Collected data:

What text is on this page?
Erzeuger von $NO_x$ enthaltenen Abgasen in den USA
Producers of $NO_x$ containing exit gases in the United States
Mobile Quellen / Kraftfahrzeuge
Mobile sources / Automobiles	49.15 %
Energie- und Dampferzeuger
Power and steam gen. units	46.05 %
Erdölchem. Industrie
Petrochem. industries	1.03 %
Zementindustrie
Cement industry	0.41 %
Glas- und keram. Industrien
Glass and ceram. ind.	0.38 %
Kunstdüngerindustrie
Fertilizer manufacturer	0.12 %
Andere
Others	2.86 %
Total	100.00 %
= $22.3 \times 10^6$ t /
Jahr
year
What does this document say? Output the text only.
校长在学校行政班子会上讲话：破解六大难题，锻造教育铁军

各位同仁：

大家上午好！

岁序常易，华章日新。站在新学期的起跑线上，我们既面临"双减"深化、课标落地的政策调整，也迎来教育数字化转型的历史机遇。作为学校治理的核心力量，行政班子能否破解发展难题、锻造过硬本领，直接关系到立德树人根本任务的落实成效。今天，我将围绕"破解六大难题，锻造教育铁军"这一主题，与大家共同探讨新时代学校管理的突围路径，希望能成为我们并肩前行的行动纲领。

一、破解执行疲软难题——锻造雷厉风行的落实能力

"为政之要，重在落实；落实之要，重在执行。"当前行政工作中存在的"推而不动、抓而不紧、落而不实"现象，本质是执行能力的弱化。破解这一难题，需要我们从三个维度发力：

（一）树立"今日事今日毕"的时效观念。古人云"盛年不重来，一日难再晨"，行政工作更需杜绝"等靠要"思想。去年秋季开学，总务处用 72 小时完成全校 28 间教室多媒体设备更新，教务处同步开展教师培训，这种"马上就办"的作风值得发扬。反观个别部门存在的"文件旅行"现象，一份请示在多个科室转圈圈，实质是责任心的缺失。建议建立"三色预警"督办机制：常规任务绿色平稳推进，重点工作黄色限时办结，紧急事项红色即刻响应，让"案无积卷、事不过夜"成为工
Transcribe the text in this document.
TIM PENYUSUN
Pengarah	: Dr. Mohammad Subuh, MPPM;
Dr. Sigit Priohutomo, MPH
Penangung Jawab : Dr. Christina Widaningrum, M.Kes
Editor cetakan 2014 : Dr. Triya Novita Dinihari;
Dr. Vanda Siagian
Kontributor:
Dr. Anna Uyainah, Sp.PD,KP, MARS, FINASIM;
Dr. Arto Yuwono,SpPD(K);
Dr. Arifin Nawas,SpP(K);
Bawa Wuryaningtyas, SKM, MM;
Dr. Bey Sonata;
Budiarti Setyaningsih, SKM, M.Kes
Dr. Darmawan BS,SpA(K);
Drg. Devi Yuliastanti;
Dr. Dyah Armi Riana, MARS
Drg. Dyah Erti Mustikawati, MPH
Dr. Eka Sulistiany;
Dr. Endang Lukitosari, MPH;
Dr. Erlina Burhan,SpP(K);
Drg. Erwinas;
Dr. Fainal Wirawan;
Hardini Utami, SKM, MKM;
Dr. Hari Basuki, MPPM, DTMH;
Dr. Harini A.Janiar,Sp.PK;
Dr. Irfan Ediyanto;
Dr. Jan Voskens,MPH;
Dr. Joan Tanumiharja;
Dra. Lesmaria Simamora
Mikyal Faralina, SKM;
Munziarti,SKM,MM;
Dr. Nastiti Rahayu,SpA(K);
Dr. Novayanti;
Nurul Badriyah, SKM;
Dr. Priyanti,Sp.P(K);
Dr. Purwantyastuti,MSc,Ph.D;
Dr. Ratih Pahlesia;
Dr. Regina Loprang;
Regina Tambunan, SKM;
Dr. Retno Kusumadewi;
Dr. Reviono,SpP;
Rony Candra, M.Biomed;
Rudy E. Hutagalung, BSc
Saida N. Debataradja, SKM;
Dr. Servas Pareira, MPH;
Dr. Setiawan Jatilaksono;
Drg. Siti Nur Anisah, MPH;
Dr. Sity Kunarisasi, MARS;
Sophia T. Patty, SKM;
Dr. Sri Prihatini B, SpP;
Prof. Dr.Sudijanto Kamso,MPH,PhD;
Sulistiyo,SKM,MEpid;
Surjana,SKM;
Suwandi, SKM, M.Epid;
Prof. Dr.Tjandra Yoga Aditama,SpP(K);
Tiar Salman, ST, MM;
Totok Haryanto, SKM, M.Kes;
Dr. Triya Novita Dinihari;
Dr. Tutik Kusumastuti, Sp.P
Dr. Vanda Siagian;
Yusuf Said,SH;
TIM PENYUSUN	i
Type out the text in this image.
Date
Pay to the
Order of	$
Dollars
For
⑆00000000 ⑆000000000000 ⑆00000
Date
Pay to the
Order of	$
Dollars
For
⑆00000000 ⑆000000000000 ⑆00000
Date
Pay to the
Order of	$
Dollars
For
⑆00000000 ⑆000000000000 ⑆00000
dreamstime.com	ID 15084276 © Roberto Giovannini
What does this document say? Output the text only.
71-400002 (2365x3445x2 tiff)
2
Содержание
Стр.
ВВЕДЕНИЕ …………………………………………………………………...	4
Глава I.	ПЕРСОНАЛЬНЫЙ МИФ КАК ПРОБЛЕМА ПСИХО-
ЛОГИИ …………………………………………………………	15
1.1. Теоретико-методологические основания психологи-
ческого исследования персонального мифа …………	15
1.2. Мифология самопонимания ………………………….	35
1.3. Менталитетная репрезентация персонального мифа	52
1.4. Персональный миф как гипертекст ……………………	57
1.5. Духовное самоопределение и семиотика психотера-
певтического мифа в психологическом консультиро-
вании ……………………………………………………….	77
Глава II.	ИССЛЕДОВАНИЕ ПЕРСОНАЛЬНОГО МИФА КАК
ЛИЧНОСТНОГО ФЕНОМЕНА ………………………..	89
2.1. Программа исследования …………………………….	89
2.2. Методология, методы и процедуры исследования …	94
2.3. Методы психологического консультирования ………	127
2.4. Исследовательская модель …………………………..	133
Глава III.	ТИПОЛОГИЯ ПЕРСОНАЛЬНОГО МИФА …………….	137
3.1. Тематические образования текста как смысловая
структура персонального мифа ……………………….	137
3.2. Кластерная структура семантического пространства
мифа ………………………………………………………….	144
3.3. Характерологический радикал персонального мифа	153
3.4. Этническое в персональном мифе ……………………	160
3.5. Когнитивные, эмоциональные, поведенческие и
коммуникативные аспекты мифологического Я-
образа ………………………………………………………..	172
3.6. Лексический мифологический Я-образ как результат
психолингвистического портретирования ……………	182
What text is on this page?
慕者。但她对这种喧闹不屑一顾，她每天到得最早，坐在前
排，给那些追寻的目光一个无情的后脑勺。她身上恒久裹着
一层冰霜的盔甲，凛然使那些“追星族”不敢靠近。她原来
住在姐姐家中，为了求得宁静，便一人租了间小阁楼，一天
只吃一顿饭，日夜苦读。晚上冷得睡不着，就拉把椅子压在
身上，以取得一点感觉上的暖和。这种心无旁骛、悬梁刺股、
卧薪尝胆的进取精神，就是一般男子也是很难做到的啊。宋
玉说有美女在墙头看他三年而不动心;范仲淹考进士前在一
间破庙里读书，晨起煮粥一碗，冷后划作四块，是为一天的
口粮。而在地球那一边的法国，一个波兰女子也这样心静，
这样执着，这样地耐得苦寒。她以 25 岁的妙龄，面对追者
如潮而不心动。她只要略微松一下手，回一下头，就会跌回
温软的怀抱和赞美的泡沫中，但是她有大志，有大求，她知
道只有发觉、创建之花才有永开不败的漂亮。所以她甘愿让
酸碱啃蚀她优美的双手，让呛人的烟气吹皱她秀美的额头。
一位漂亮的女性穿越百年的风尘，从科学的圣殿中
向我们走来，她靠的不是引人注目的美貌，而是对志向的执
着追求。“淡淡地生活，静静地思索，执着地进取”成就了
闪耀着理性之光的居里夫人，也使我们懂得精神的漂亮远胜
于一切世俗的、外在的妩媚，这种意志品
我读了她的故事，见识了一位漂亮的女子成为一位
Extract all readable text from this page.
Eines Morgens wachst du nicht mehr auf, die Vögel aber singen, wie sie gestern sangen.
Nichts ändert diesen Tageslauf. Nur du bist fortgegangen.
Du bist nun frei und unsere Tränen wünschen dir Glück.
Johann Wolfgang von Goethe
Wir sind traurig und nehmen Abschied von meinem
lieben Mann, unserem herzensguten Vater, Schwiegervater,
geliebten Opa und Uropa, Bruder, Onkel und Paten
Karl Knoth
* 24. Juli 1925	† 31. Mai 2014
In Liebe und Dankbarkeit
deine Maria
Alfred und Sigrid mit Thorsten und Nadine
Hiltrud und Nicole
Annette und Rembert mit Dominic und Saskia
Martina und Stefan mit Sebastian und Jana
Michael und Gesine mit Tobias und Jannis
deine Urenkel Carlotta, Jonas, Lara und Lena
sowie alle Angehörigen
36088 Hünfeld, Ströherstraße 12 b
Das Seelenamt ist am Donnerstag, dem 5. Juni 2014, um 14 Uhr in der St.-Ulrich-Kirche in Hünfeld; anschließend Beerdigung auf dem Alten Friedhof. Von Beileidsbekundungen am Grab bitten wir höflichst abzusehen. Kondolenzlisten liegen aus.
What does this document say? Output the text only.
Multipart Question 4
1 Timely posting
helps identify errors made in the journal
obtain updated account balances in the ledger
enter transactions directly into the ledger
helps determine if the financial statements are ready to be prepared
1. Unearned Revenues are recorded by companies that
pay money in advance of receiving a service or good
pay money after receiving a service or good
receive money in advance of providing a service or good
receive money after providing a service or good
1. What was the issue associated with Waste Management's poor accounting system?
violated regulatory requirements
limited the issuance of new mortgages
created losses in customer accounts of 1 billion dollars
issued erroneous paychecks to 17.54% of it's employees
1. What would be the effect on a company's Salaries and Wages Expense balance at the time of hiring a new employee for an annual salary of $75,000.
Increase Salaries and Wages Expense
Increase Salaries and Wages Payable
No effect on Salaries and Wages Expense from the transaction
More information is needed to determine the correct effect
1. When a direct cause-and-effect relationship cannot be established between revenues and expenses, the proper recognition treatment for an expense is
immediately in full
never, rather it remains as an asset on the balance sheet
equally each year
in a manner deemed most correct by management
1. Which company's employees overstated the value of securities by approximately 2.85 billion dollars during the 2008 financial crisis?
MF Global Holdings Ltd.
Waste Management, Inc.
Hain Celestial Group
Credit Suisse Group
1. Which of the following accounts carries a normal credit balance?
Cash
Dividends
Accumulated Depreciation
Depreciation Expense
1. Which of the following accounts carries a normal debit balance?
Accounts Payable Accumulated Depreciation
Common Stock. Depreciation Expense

## What you have to do
Copy each line from the records above that includes the string "Wages".

## Complete response
1. What would be the effect on a company's Salaries and Wages Expense balance at the time of hiring a new employee for an annual salary of $75,000.
Increase Salaries and Wages Expense
Increase Salaries and Wages Payable
No effect on Salaries and Wages Expense from the transaction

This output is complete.